___ Information provided

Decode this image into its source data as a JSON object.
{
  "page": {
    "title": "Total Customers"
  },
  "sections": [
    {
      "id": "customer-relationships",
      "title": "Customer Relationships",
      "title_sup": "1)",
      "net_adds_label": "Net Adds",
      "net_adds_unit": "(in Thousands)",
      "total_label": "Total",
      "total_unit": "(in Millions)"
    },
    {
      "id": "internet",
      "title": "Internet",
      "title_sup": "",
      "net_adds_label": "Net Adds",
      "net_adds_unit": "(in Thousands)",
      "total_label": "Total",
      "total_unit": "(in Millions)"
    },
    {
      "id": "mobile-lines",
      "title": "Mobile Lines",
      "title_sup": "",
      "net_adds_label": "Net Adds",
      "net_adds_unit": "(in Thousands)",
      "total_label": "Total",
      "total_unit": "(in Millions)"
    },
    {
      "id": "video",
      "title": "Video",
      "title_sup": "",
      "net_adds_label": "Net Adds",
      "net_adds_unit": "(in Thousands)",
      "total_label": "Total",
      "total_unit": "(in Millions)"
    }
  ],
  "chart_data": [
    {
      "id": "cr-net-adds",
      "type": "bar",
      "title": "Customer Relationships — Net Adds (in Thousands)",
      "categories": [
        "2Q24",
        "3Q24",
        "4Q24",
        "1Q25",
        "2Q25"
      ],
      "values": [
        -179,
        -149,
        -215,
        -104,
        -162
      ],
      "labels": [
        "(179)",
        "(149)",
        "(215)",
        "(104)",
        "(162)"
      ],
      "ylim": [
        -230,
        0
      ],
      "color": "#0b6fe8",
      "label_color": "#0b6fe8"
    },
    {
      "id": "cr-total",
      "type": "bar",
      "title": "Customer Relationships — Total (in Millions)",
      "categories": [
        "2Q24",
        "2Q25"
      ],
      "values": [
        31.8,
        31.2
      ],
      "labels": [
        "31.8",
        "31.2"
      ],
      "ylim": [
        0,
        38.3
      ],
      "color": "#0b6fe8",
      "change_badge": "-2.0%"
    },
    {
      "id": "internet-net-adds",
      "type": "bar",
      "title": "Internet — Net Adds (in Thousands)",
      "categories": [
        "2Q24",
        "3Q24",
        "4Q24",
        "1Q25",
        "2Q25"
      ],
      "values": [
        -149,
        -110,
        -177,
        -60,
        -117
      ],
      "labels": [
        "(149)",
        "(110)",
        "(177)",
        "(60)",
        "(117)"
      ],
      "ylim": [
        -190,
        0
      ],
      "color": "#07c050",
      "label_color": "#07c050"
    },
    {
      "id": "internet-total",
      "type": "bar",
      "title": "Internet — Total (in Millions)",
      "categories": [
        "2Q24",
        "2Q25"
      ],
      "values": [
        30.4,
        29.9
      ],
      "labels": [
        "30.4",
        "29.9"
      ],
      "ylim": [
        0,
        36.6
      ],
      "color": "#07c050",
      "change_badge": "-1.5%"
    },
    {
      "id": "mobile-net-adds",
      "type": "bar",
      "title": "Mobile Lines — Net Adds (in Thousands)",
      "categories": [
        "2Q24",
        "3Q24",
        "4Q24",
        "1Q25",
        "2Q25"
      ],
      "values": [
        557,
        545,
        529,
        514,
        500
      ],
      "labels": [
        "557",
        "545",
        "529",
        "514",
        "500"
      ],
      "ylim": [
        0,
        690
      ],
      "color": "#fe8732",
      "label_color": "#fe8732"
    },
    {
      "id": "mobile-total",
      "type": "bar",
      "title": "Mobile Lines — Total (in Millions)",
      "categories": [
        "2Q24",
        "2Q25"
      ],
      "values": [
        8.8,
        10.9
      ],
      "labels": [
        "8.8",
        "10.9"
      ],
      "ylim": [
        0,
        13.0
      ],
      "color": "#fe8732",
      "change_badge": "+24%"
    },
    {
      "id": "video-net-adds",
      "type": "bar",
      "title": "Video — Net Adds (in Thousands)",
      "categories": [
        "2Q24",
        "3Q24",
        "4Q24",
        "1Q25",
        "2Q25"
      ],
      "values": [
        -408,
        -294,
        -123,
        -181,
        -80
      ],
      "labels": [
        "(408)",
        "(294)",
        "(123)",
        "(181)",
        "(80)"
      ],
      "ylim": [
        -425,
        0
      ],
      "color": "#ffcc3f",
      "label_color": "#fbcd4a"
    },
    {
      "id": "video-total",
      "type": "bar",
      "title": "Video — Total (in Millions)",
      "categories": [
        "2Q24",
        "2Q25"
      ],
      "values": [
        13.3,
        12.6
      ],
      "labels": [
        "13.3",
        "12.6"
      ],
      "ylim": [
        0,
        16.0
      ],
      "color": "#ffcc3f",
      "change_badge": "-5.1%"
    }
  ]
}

______

The problem:
Output all records verbatim.

Answer to this problem:
Decode this image into its source data as a JSON object.
{
  "page": {
    "title": "Total Customers"
  },
  "sections": [
    {
      "id": "customer-relationships",
      "title": "Customer Relationships",
      "title_sup": "1)",
      "net_adds_label": "Net Adds",
      "net_adds_unit": "(in Thousands)",
      "total_label": "Total",
      "total_unit": "(in Millions)"
    },
    {
      "id": "internet",
      "title": "Internet",
      "title_sup": "",
      "net_adds_label": "Net Adds",
      "net_adds_unit": "(in Thousands)",
      "total_label": "Total",
      "total_unit": "(in Millions)"
    },
    {
      "id": "mobile-lines",
      "title": "Mobile Lines",
      "title_sup": "",
      "net_adds_label": "Net Adds",
      "net_adds_unit": "(in Thousands)",
      "total_label": "Total",
      "total_unit": "(in Millions)"
    },
    {
      "id": "video",
      "title": "Video",
      "title_sup": "",
      "net_adds_label": "Net Adds",
      "net_adds_unit": "(in Thousands)",
      "total_label": "Total",
      "total_unit": "(in Millions)"
    }
  ],
  "chart_data": [
    {
      "id": "cr-net-adds",
      "type": "bar",
      "title": "Customer Relationships — Net Adds (in Thousands)",
      "categories": [
        "2Q24",
        "3Q24",
        "4Q24",
        "1Q25",
        "2Q25"
      ],
      "values": [
        -179,
        -149,
        -215,
        -104,
        -162
      ],
      "labels": [
        "(179)",
        "(149)",
        "(215)",
        "(104)",
        "(162)"
      ],
      "ylim": [
        -230,
        0
      ],
      "color": "#0b6fe8",
      "label_color": "#0b6fe8"
    },
    {
      "id": "cr-total",
      "type": "bar",
      "title": "Customer Relationships — Total (in Millions)",
      "categories": [
        "2Q24",
        "2Q25"
      ],
      "values": [
        31.8,
        31.2
      ],
      "labels": [
        "31.8",
        "31.2"
      ],
      "ylim": [
        0,
        38.3
      ],
      "color": "#0b6fe8",
      "change_badge": "-2.0%"
    },
    {
      "id": "internet-net-adds",
      "type": "bar",
      "title": "Internet — Net Adds (in Thousands)",
      "categories": [
        "2Q24",
        "3Q24",
        "4Q24",
        "1Q25",
        "2Q25"
      ],
      "values": [
        -149,
        -110,
        -177,
        -60,
        -117
      ],
      "labels": [
        "(149)",
        "(110)",
        "(177)",
        "(60)",
        "(117)"
      ],
      "ylim": [
        -190,
        0
      ],
      "color": "#07c050",
      "label_color": "#07c050"
    },
    {
      "id": "internet-total",
      "type": "bar",
      "title": "Internet — Total (in Millions)",
      "categories": [
        "2Q24",
        "2Q25"
      ],
      "values": [
        30.4,
        29.9
      ],
      "labels": [
        "30.4",
        "29.9"
      ],
      "ylim": [
        0,
        36.6
      ],
      "color": "#07c050",
      "change_badge": "-1.5%"
    },
    {
      "id": "mobile-net-adds",
      "type": "bar",
      "title": "Mobile Lines — Net Adds (in Thousands)",
      "categories": [
        "2Q24",
        "3Q24",
        "4Q24",
        "1Q25",
        "2Q25"
      ],
      "values": [
        557,
        545,
        529,
        514,
        500
      ],
      "labels": [
        "557",
        "545",
        "529",
        "514",
        "500"
      ],
      "ylim": [
        0,
        690
      ],
      "color": "#fe8732",
      "label_color": "#fe8732"
    },
    {
      "id": "mobile-total",
      "type": "bar",
      "title": "Mobile Lines — Total (in Millions)",
      "categories": [
        "2Q24",
        "2Q25"
      ],
      "values": [
        8.8,
        10.9
      ],
      "labels": [
        "8.8",
        "10.9"
      ],
      "ylim": [
        0,
        13.0
      ],
      "color": "#fe8732",
      "change_badge": "+24%"
    },
    {
      "id": "video-net-adds",
      "type": "bar",
      "title": "Video — Net Adds (in Thousands)",
      "categories": [
        "2Q24",
        "3Q24",
        "4Q24",
        "1Q25",
        "2Q25"
      ],
      "values": [
        -408,
        -294,
        -123,
        -181,
        -80
      ],
      "labels": [
        "(408)",
        "(294)",
        "(123)",
        "(181)",
        "(80)"
      ],
      "ylim": [
        -425,
        0
      ],
      "color": "#ffcc3f",
      "label_color": "#fbcd4a"
    },
    {
      "id": "video-total",
      "type": "bar",
      "title": "Video — Total (in Millions)",
      "categories": [
        "2Q24",
        "2Q25"
      ],
      "values": [
        13.3,
        12.6
      ],
      "labels": [
        "13.3",
        "12.6"
      ],
      "ylim": [
        0,
        16.0
      ],
      "color": "#ffcc3f",
      "change_badge": "-5.1%"
    }
  ]
}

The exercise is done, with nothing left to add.